Select each line where the word "others" appears.

**Available data**

┄┄┄┄┄┄┄┄┄┄┄┄┄┄┄┄┄┄┄┄

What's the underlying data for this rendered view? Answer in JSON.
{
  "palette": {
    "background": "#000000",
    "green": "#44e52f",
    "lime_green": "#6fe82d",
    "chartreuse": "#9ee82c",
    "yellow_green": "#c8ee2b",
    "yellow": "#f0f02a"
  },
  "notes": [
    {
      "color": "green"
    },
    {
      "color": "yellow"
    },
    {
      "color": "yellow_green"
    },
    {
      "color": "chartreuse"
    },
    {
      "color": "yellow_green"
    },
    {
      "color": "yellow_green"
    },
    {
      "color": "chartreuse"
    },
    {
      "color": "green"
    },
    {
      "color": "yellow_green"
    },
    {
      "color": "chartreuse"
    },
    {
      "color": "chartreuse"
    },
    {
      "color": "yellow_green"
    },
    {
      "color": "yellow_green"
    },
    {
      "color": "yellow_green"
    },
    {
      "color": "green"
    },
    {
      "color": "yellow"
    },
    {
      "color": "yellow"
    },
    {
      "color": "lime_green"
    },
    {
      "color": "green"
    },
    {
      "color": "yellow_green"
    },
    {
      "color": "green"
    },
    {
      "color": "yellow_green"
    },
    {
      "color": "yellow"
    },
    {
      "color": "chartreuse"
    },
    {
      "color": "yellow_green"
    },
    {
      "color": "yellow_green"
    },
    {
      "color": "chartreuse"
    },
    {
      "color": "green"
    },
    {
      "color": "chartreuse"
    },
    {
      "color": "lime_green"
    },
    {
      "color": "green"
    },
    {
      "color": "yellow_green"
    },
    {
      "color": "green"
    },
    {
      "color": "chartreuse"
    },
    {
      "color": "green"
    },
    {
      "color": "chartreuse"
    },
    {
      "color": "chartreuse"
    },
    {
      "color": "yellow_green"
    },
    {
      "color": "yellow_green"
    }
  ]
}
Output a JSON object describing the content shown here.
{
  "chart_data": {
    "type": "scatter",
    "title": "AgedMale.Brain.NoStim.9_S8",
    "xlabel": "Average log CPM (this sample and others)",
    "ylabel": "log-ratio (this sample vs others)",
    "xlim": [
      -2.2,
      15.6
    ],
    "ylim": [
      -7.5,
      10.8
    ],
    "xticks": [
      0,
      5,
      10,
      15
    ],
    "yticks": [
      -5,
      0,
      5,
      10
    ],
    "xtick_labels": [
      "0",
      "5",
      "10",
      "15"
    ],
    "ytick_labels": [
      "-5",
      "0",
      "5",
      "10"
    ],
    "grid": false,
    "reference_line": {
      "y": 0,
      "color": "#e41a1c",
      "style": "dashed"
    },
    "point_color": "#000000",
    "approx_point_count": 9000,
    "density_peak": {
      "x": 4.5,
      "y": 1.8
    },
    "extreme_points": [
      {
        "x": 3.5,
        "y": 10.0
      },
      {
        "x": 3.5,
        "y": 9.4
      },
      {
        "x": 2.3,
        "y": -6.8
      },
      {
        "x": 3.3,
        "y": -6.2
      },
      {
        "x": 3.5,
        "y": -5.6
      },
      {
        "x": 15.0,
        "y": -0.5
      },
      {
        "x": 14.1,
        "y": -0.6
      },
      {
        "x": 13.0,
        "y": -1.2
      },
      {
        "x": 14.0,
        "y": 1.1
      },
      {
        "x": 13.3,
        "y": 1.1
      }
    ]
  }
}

┄┄┄┄┄┄┄┄┄┄┄┄┄┄┄┄┄┄┄┄

**Solution to the exercise**
    "xlabel": "Average log CPM (this sample and others)",
    "ylabel": "log-ratio (this sample vs others)",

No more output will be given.